Exercise directions - List every line that contains the string "キャッシュ".

-------- Data

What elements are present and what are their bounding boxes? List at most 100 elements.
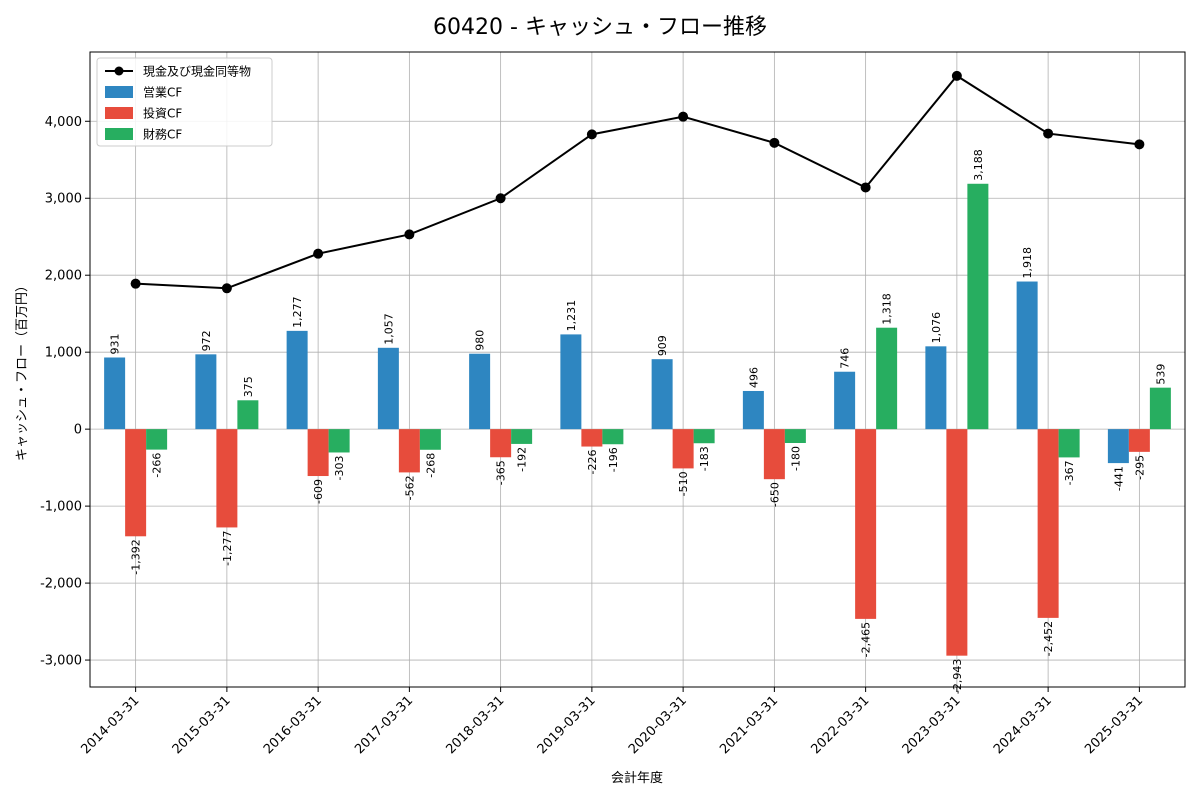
- bar-operating: [651, 359, 673, 430]
- data-label: 375: [242, 376, 255, 397]
- bar-operating: [1016, 281, 1038, 430]
- bar-operating: [104, 357, 126, 430]
- cash-line-point: [404, 229, 415, 240]
- data-label: -609: [312, 479, 325, 504]
- data-label: -226: [586, 450, 599, 475]
- bar-financing: [784, 429, 806, 444]
- bar-investing: [307, 429, 329, 477]
- y-tick-label: -2,000: [40, 577, 82, 592]
- cash-line-point: [860, 182, 871, 193]
- cash-line-point: [678, 111, 689, 122]
- data-label: -196: [607, 447, 620, 472]
- bar-investing: [398, 429, 420, 473]
- legend-label: 投資CF: [143, 106, 182, 121]
- cash-line: [130, 70, 1145, 294]
- bar-investing: [1037, 429, 1059, 618]
- y-tick-label: 2,000: [45, 269, 82, 284]
- cash-line-point: [221, 283, 232, 294]
- x-tick-label: 2022-03-31: [808, 693, 872, 757]
- data-label: 1,918: [1021, 247, 1034, 279]
- data-label: -562: [403, 475, 416, 500]
- bar-investing: [763, 429, 785, 480]
- bar-operating: [469, 353, 491, 430]
- legend-label: 営業CF: [143, 86, 182, 100]
- bar-operating: [742, 390, 764, 430]
- y-tick-label: 1,000: [45, 346, 82, 361]
- x-tick-label: 2023-03-31: [900, 693, 964, 757]
- cash-line-path: [135, 74, 1140, 290]
- bar-operating: [195, 354, 217, 430]
- data-label: 1,057: [382, 313, 395, 345]
- legend-bar-swatch: [105, 86, 133, 98]
- data-label: 1,318: [881, 293, 894, 325]
- data-label: -268: [424, 453, 437, 478]
- data-label: -2,465: [860, 622, 873, 657]
- data-label: 1,277: [291, 296, 304, 328]
- bar-operating: [560, 334, 582, 430]
- x-axis-label: 会計年度: [611, 770, 663, 786]
- cash-line-point: [130, 278, 141, 289]
- bar-financing: [876, 327, 898, 430]
- data-label: -365: [495, 460, 508, 485]
- bar-financing: [602, 429, 624, 445]
- x-tick-label: 2021-03-31: [717, 693, 781, 757]
- x-tick-label: 2017-03-31: [352, 693, 416, 757]
- bar-investing: [581, 429, 603, 447]
- bar-financing: [1058, 429, 1080, 458]
- cash-line-point: [586, 129, 597, 140]
- y-tick-label: 3,000: [45, 192, 82, 207]
- bar-financing: [693, 429, 715, 444]
- cash-line-point: [769, 137, 780, 148]
- x-tick-label: 2018-03-31: [443, 693, 507, 757]
- y-tick-label: 0: [74, 423, 82, 438]
- cash-line-point: [495, 193, 506, 204]
- cash-line-point: [1134, 139, 1145, 150]
- data-label: 909: [656, 335, 669, 356]
- data-label: 931: [109, 333, 122, 354]
- data-labels: 931 972 1,277 1,057 980 1,231 909 496 746 1,076 1,…: [109, 149, 1168, 694]
- bar-investing: [1128, 429, 1150, 452]
- bar-operating: [834, 371, 856, 430]
- legend-label: 財務CF: [143, 127, 182, 142]
- bar-operating: [925, 346, 947, 430]
- data-label: -192: [516, 447, 529, 472]
- x-tick-label: 2015-03-31: [170, 693, 234, 757]
- data-label: 972: [200, 330, 213, 351]
- bar-financing: [1149, 387, 1171, 430]
- chart-title: 60420 - キャッシュ・フロー推移: [433, 15, 767, 40]
- data-label: -1,392: [130, 539, 143, 574]
- data-label: -650: [768, 482, 781, 507]
- y-tick-label: -1,000: [40, 500, 82, 515]
- bar-investing: [125, 429, 147, 537]
- data-label: -183: [698, 446, 711, 471]
- bar-investing: [490, 429, 512, 458]
- data-label: -266: [151, 453, 164, 478]
- plot-frame: [89, 51, 1186, 688]
- data-label: -180: [789, 446, 802, 471]
- y-axis-label: キャッシュ・フロー（百万円）: [15, 279, 30, 461]
- bar-financing: [419, 429, 441, 450]
- x-tick-label: 2019-03-31: [535, 693, 599, 757]
- cash-line-point: [1043, 128, 1054, 139]
- x-tick-label: 2020-03-31: [626, 693, 690, 757]
- y-tick-label: -3,000: [40, 654, 82, 669]
- data-label: 1,231: [565, 300, 578, 332]
- x-tick-label: 2024-03-31: [991, 693, 1055, 757]
- cash-line-point: [951, 70, 962, 81]
- bar-investing: [855, 429, 877, 619]
- bar-investing: [946, 429, 968, 656]
- x-tick-label: 2014-03-31: [78, 693, 142, 757]
- data-label: -295: [1133, 455, 1146, 480]
- data-label: -2,943: [951, 659, 964, 694]
- bar-financing: [967, 183, 989, 430]
- data-label: -367: [1063, 460, 1076, 485]
- data-label: 1,076: [930, 312, 943, 344]
- data-label: -1,277: [221, 530, 234, 565]
- legend-line-marker: [114, 66, 124, 76]
- legend-bar-swatch: [105, 128, 133, 140]
- grid: [90, 52, 1185, 687]
- data-label: 746: [839, 348, 852, 369]
- bar-financing: [328, 429, 350, 453]
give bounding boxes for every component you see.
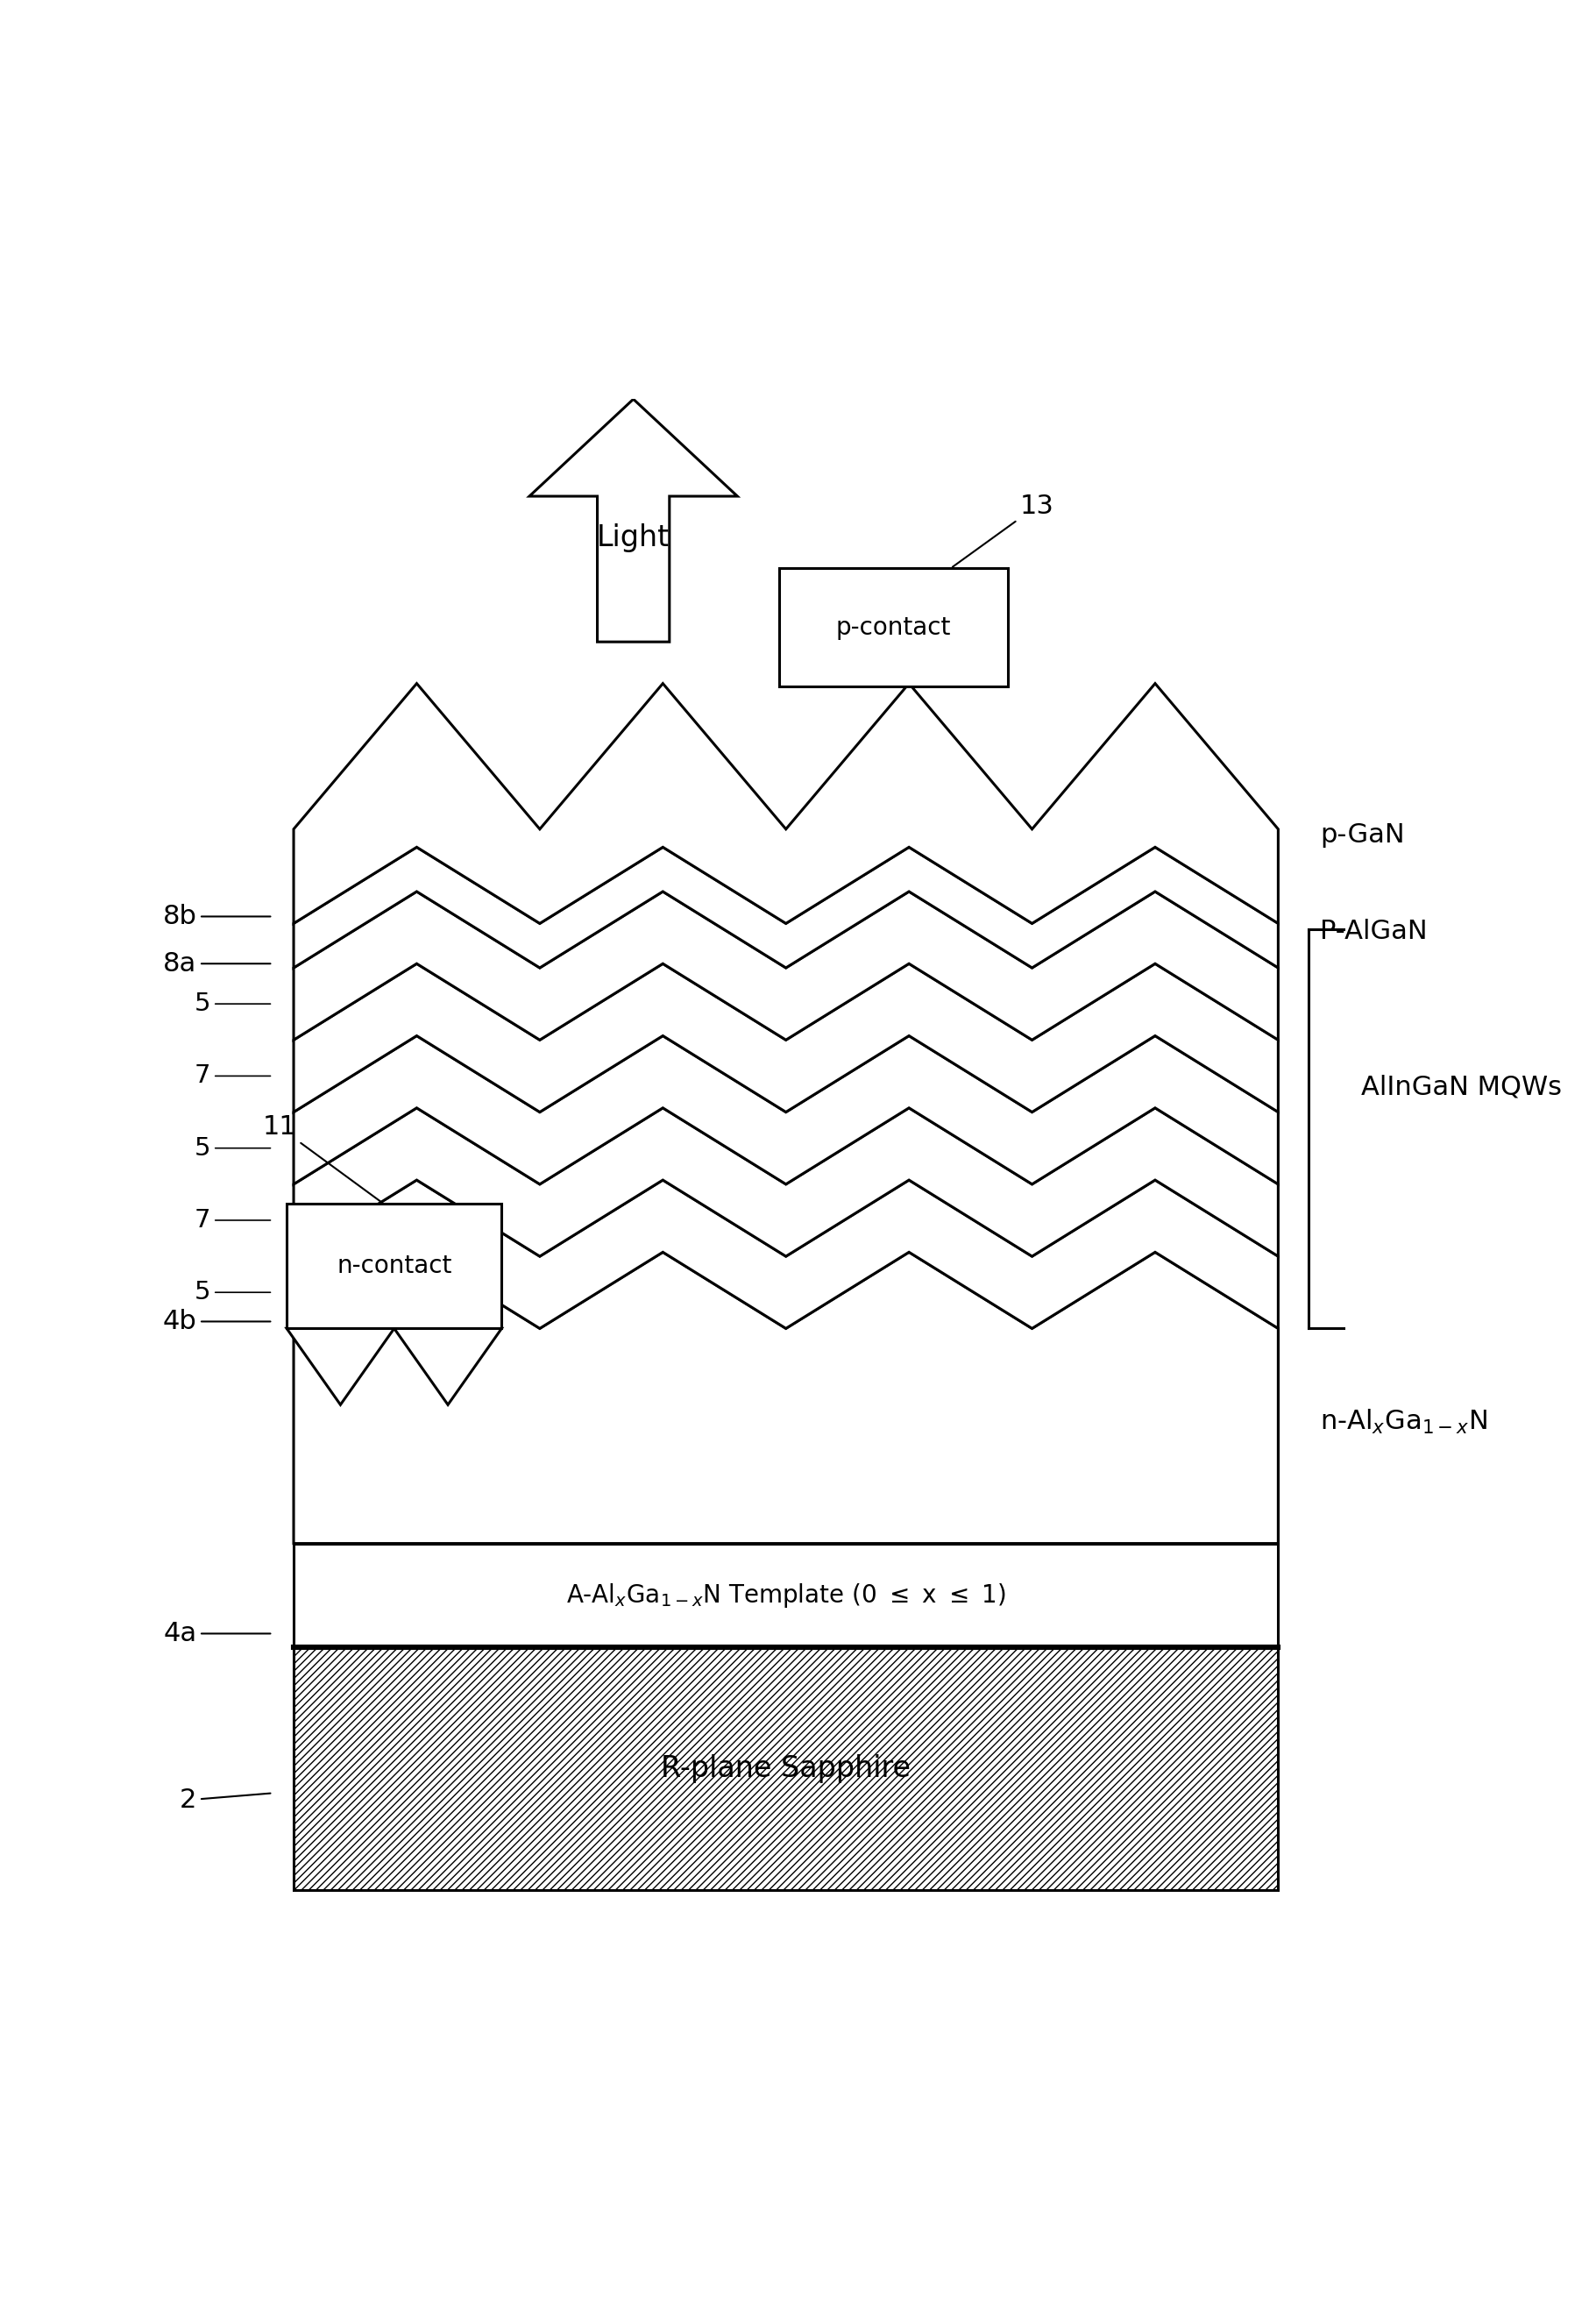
Polygon shape xyxy=(294,1181,1278,1329)
Text: R-plane Sapphire: R-plane Sapphire xyxy=(661,1755,911,1783)
Text: 4b: 4b xyxy=(163,1308,270,1334)
Bar xyxy=(779,569,1007,686)
Polygon shape xyxy=(294,683,1278,923)
Bar xyxy=(294,1329,1278,1543)
Text: n-Al$_x$Ga$_{1-x}$N: n-Al$_x$Ga$_{1-x}$N xyxy=(1320,1408,1487,1436)
Polygon shape xyxy=(294,1037,1278,1185)
Polygon shape xyxy=(294,892,1278,1039)
Polygon shape xyxy=(530,400,737,641)
Polygon shape xyxy=(294,1109,1278,1257)
Text: 13: 13 xyxy=(953,493,1053,567)
Text: n-contact: n-contact xyxy=(337,1253,452,1278)
Bar xyxy=(287,1204,501,1329)
Text: 7: 7 xyxy=(195,1208,270,1232)
Text: Light: Light xyxy=(597,523,670,553)
Text: 5: 5 xyxy=(195,992,270,1016)
Text: p-GaN: p-GaN xyxy=(1320,823,1404,848)
Bar xyxy=(294,1648,1278,1889)
Text: 8b: 8b xyxy=(163,904,270,930)
Text: 2: 2 xyxy=(180,1787,270,1813)
Text: 4a: 4a xyxy=(163,1620,270,1645)
Text: 5: 5 xyxy=(195,1281,270,1304)
Text: A-Al$_x$Ga$_{1-x}$N Template (0 $\leq$ x $\leq$ 1): A-Al$_x$Ga$_{1-x}$N Template (0 $\leq$ x… xyxy=(567,1580,1005,1611)
Text: 8a: 8a xyxy=(163,951,270,976)
Text: P-AlGaN: P-AlGaN xyxy=(1320,918,1427,944)
Bar xyxy=(294,1543,1278,1648)
Text: 5: 5 xyxy=(195,1136,270,1160)
Text: 7: 7 xyxy=(195,1064,270,1088)
Polygon shape xyxy=(294,848,1278,967)
Polygon shape xyxy=(287,1329,501,1404)
Polygon shape xyxy=(294,1253,1278,1543)
Polygon shape xyxy=(294,964,1278,1113)
Text: AlInGaN MQWs: AlInGaN MQWs xyxy=(1361,1074,1562,1099)
Text: 11: 11 xyxy=(262,1116,381,1202)
Text: p-contact: p-contact xyxy=(836,616,951,639)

----------------

Response to this task -
- chart-title: 60420 - キャッシュ・フロー推移: [433, 15, 767, 40]
- y-axis-label: キャッシュ・フロー（百万円）: [15, 279, 30, 461]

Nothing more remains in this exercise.